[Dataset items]
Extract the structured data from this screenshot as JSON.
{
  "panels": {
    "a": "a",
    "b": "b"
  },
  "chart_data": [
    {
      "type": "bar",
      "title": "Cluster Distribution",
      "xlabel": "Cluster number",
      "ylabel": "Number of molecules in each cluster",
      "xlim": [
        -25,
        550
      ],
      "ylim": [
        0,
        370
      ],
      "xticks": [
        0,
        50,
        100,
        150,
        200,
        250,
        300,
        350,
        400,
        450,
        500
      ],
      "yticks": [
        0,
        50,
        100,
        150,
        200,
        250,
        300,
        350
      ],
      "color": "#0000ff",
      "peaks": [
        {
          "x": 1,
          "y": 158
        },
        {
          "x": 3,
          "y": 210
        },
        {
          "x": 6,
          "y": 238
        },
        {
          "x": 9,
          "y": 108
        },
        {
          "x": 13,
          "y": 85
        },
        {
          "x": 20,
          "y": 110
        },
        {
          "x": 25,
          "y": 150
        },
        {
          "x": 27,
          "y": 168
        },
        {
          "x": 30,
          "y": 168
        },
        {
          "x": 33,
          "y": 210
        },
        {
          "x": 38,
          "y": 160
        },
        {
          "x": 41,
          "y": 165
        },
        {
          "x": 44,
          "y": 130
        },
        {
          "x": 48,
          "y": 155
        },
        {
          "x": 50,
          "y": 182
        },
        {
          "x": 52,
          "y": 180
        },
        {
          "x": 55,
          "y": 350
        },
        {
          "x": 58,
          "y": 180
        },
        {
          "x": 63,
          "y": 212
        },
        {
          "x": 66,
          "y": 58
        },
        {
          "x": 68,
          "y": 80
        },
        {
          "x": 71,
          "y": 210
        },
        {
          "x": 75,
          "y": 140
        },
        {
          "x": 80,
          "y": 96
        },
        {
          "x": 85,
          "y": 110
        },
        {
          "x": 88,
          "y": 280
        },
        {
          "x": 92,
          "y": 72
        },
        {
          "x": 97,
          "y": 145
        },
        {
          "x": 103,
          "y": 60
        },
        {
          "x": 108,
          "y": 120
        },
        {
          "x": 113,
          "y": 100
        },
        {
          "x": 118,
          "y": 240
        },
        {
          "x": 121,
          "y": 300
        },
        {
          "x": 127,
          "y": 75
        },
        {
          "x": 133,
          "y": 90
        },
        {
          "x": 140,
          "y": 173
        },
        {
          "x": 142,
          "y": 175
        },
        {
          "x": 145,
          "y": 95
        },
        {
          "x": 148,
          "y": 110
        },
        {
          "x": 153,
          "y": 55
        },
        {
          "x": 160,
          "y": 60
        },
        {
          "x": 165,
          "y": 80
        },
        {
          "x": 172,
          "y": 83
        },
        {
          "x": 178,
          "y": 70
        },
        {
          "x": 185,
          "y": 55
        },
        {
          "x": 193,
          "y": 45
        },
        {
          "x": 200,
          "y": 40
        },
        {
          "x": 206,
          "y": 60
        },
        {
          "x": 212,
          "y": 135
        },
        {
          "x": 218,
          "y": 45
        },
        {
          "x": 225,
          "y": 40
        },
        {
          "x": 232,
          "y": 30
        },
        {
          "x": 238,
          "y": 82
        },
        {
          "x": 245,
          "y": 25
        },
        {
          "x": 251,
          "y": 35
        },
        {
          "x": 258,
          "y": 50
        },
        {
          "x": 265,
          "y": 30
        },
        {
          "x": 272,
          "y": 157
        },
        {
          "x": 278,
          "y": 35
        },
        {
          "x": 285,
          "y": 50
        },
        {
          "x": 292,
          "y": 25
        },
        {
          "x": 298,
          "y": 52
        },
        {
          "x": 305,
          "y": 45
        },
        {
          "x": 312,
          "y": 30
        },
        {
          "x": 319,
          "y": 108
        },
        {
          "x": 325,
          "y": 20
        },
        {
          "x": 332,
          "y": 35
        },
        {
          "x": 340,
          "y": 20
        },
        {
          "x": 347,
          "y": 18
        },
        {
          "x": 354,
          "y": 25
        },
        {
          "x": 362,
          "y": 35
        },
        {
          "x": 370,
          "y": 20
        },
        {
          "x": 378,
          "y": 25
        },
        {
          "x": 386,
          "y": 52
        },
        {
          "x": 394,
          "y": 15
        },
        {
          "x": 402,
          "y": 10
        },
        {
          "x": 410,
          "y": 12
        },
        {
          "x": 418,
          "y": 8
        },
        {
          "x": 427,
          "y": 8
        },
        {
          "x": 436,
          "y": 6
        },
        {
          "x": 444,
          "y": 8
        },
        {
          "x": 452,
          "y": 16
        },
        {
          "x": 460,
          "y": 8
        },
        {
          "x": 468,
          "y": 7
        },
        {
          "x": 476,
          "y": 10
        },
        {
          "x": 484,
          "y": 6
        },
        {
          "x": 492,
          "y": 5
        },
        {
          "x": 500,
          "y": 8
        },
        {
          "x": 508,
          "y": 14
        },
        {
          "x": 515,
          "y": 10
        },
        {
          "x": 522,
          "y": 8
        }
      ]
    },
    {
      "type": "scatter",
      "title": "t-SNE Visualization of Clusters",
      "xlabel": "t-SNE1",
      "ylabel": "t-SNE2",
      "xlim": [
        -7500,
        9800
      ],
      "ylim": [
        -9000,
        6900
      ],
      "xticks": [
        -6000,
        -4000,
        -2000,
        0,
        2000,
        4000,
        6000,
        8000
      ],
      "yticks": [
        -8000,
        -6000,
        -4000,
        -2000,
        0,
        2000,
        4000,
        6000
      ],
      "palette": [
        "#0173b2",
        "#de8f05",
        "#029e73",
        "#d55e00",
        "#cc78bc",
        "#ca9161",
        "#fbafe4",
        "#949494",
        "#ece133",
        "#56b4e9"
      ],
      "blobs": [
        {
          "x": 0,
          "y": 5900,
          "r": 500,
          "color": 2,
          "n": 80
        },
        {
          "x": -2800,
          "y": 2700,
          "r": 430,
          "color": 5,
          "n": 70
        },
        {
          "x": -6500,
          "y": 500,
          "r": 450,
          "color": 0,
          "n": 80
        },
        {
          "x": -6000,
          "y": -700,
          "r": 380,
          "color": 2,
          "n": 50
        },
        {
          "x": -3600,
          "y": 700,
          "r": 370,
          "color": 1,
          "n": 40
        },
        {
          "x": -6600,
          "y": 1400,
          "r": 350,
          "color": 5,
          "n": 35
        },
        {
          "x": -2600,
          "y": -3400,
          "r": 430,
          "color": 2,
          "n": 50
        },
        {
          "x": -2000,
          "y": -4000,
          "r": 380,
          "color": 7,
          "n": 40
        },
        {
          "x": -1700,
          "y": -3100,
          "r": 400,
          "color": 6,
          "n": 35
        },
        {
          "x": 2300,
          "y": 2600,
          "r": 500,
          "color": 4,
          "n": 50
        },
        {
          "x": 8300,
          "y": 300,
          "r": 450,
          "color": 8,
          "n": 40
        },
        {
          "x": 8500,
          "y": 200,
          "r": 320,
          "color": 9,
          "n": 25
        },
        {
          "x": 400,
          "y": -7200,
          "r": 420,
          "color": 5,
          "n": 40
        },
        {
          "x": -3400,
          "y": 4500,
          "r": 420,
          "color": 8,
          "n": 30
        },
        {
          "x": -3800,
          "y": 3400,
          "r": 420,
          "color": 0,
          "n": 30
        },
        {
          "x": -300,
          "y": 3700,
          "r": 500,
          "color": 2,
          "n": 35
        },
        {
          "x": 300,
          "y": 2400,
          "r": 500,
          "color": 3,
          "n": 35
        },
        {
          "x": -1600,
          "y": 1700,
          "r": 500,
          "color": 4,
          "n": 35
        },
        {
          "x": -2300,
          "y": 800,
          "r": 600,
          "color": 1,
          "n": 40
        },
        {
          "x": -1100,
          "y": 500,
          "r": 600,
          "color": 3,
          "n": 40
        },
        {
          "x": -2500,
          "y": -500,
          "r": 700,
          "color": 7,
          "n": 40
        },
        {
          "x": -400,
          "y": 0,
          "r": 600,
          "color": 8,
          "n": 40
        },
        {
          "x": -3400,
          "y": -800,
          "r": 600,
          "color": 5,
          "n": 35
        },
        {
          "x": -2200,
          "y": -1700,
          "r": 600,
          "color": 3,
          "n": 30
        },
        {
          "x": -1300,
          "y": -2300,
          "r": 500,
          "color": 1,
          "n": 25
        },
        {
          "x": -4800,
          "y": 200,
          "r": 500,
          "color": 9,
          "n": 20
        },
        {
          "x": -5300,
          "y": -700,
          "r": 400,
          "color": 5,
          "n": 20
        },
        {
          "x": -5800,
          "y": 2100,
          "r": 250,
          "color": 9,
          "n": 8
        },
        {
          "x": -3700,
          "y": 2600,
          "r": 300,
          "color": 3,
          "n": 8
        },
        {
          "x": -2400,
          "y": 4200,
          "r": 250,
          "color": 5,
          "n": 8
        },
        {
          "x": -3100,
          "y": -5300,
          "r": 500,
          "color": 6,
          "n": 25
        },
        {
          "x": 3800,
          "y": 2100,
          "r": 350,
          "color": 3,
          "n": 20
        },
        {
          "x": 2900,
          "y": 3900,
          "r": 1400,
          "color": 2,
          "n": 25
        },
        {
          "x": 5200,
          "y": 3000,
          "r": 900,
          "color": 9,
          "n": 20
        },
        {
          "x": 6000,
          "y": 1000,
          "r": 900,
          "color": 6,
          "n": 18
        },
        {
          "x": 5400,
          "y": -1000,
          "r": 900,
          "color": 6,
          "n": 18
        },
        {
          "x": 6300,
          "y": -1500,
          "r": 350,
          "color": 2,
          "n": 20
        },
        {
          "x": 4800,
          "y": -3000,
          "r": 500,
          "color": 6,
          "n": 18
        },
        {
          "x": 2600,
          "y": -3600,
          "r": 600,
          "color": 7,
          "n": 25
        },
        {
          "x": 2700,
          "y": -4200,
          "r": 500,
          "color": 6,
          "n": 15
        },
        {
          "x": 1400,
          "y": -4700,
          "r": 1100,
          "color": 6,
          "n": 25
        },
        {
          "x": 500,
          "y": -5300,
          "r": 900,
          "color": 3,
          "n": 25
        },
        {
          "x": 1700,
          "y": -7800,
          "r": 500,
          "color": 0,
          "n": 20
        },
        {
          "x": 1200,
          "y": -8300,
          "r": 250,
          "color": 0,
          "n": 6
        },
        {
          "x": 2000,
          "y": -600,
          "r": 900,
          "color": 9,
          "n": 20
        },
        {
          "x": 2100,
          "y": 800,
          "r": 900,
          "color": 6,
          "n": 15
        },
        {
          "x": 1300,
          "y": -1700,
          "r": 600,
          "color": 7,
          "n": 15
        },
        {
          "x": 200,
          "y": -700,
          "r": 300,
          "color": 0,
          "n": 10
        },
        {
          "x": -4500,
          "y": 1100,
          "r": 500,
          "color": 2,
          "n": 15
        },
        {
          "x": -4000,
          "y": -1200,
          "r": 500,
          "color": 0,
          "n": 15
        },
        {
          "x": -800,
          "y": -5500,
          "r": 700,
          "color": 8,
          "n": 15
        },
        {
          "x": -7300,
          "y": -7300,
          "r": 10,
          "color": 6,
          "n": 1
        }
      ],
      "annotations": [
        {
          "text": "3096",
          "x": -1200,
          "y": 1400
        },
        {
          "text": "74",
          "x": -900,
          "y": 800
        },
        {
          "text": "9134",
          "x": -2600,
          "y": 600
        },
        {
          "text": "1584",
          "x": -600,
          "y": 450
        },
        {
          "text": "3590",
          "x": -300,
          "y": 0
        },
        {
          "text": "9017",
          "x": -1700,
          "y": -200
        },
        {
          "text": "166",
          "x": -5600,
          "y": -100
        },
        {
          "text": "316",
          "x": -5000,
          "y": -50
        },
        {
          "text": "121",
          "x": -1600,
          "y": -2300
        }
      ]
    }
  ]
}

_WHAT IS NEEDED_: From the records above, pull out each line that has "text".

_WORKED ANSWER_:
          "text": "3096",
          "text": "74",
          "text": "9134",
          "text": "1584",
          "text": "3590",
          "text": "9017",
          "text": "166",
          "text": "316",
          "text": "121",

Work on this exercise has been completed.